─── PROVIDED ENTRIES

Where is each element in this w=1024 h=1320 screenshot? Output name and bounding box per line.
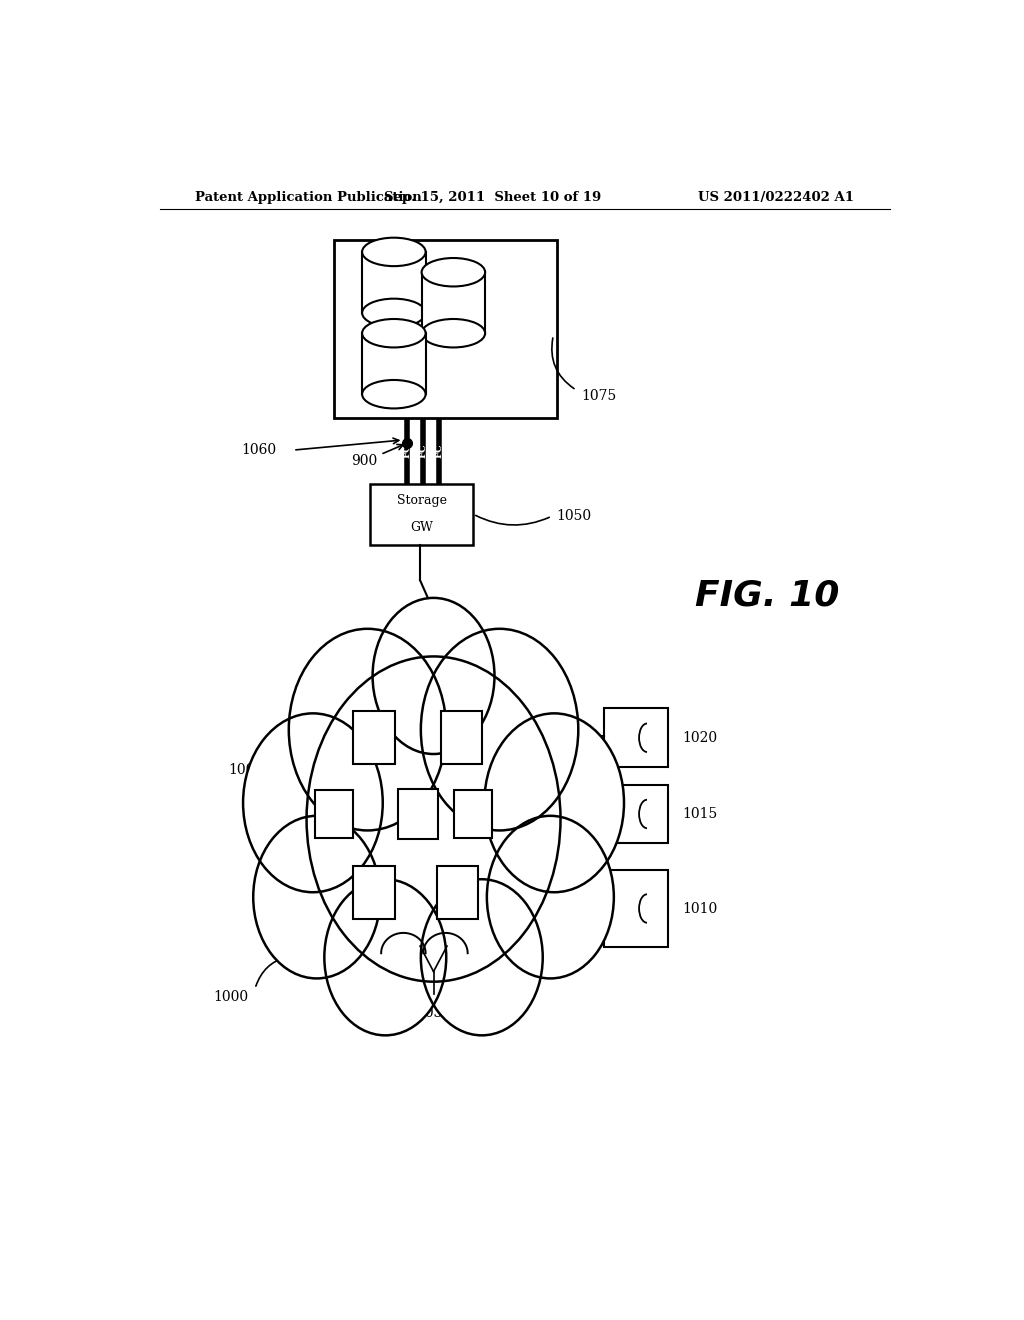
Bar xyxy=(353,866,394,919)
Circle shape xyxy=(484,713,624,892)
Circle shape xyxy=(289,628,446,830)
Bar xyxy=(334,240,557,417)
Bar xyxy=(315,789,353,838)
FancyArrowPatch shape xyxy=(278,764,311,791)
Circle shape xyxy=(421,628,579,830)
Text: FC: FC xyxy=(402,444,412,458)
Text: GW: GW xyxy=(411,521,433,533)
Bar xyxy=(370,483,473,545)
Text: 1015: 1015 xyxy=(682,807,717,821)
Bar xyxy=(397,788,437,840)
Bar xyxy=(362,252,426,313)
Text: 1010: 1010 xyxy=(682,902,717,916)
Bar xyxy=(455,789,493,838)
Circle shape xyxy=(325,879,446,1035)
Text: 900: 900 xyxy=(351,445,403,469)
Bar xyxy=(604,870,668,946)
Text: Sep. 15, 2011  Sheet 10 of 19: Sep. 15, 2011 Sheet 10 of 19 xyxy=(384,190,602,203)
Bar xyxy=(604,709,668,767)
Circle shape xyxy=(486,816,613,978)
Text: 1000: 1000 xyxy=(214,990,249,1005)
Bar xyxy=(362,333,426,395)
Circle shape xyxy=(373,598,495,754)
Text: 1060: 1060 xyxy=(242,444,276,457)
Circle shape xyxy=(253,816,380,978)
Bar xyxy=(436,866,478,919)
Circle shape xyxy=(306,656,560,982)
Ellipse shape xyxy=(362,298,426,327)
Circle shape xyxy=(421,879,543,1035)
Ellipse shape xyxy=(422,257,485,286)
FancyArrowPatch shape xyxy=(256,956,286,986)
Text: US 2011/0222402 A1: US 2011/0222402 A1 xyxy=(698,190,854,203)
Text: FC: FC xyxy=(434,444,443,458)
Text: 1075: 1075 xyxy=(582,389,616,403)
Text: 1020: 1020 xyxy=(682,731,717,744)
Ellipse shape xyxy=(422,319,485,347)
Text: 1050: 1050 xyxy=(557,510,592,523)
Ellipse shape xyxy=(362,238,426,267)
Bar xyxy=(353,711,394,764)
Text: FIG. 10: FIG. 10 xyxy=(695,578,840,612)
Text: FC: FC xyxy=(419,444,428,458)
Bar xyxy=(422,272,485,333)
Bar xyxy=(440,711,482,764)
Text: Patent Application Publication: Patent Application Publication xyxy=(196,190,422,203)
Text: Storage: Storage xyxy=(396,495,446,507)
Text: 1030: 1030 xyxy=(416,1006,452,1020)
Bar xyxy=(604,784,668,843)
Circle shape xyxy=(243,713,383,892)
Text: 1005: 1005 xyxy=(228,763,263,777)
Ellipse shape xyxy=(362,319,426,347)
Ellipse shape xyxy=(362,380,426,408)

──────

▸ TASK DESCRIPTION:
Copy the listing above line for line, leaving out the picture.

▸ RIGHT ANSWER:
Where is each element in this w=1024 h=1320 screenshot? Output name and bounding box per line.
Bar xyxy=(353,866,394,919)
Circle shape xyxy=(484,713,624,892)
Circle shape xyxy=(289,628,446,830)
Bar xyxy=(334,240,557,417)
Bar xyxy=(315,789,353,838)
FancyArrowPatch shape xyxy=(278,764,311,791)
Circle shape xyxy=(421,628,579,830)
Text: FC: FC xyxy=(402,444,412,458)
Text: GW: GW xyxy=(411,521,433,533)
Bar xyxy=(370,483,473,545)
Text: 1015: 1015 xyxy=(682,807,717,821)
Bar xyxy=(397,788,437,840)
Bar xyxy=(362,252,426,313)
Text: 1010: 1010 xyxy=(682,902,717,916)
Bar xyxy=(455,789,493,838)
Circle shape xyxy=(325,879,446,1035)
Text: 900: 900 xyxy=(351,445,403,469)
Bar xyxy=(604,870,668,946)
Text: Sep. 15, 2011  Sheet 10 of 19: Sep. 15, 2011 Sheet 10 of 19 xyxy=(384,190,602,203)
Bar xyxy=(604,709,668,767)
Circle shape xyxy=(486,816,613,978)
Text: 1000: 1000 xyxy=(214,990,249,1005)
Bar xyxy=(362,333,426,395)
Circle shape xyxy=(373,598,495,754)
Text: 1060: 1060 xyxy=(242,444,276,457)
Circle shape xyxy=(253,816,380,978)
Bar xyxy=(436,866,478,919)
Circle shape xyxy=(306,656,560,982)
Ellipse shape xyxy=(362,298,426,327)
Circle shape xyxy=(421,879,543,1035)
Ellipse shape xyxy=(422,257,485,286)
FancyArrowPatch shape xyxy=(256,956,286,986)
Text: US 2011/0222402 A1: US 2011/0222402 A1 xyxy=(698,190,854,203)
Text: FC: FC xyxy=(434,444,443,458)
Text: 1075: 1075 xyxy=(582,389,616,403)
Text: 1020: 1020 xyxy=(682,731,717,744)
Ellipse shape xyxy=(422,319,485,347)
Text: 1050: 1050 xyxy=(557,510,592,523)
Ellipse shape xyxy=(362,238,426,267)
Bar xyxy=(353,711,394,764)
Text: FIG. 10: FIG. 10 xyxy=(695,578,840,612)
Text: FC: FC xyxy=(419,444,428,458)
Bar xyxy=(422,272,485,333)
Bar xyxy=(440,711,482,764)
Text: Patent Application Publication: Patent Application Publication xyxy=(196,190,422,203)
Text: Storage: Storage xyxy=(396,495,446,507)
Text: 1030: 1030 xyxy=(416,1006,452,1020)
Bar xyxy=(604,784,668,843)
Circle shape xyxy=(243,713,383,892)
Text: 1005: 1005 xyxy=(228,763,263,777)
Ellipse shape xyxy=(362,319,426,347)
Ellipse shape xyxy=(362,380,426,408)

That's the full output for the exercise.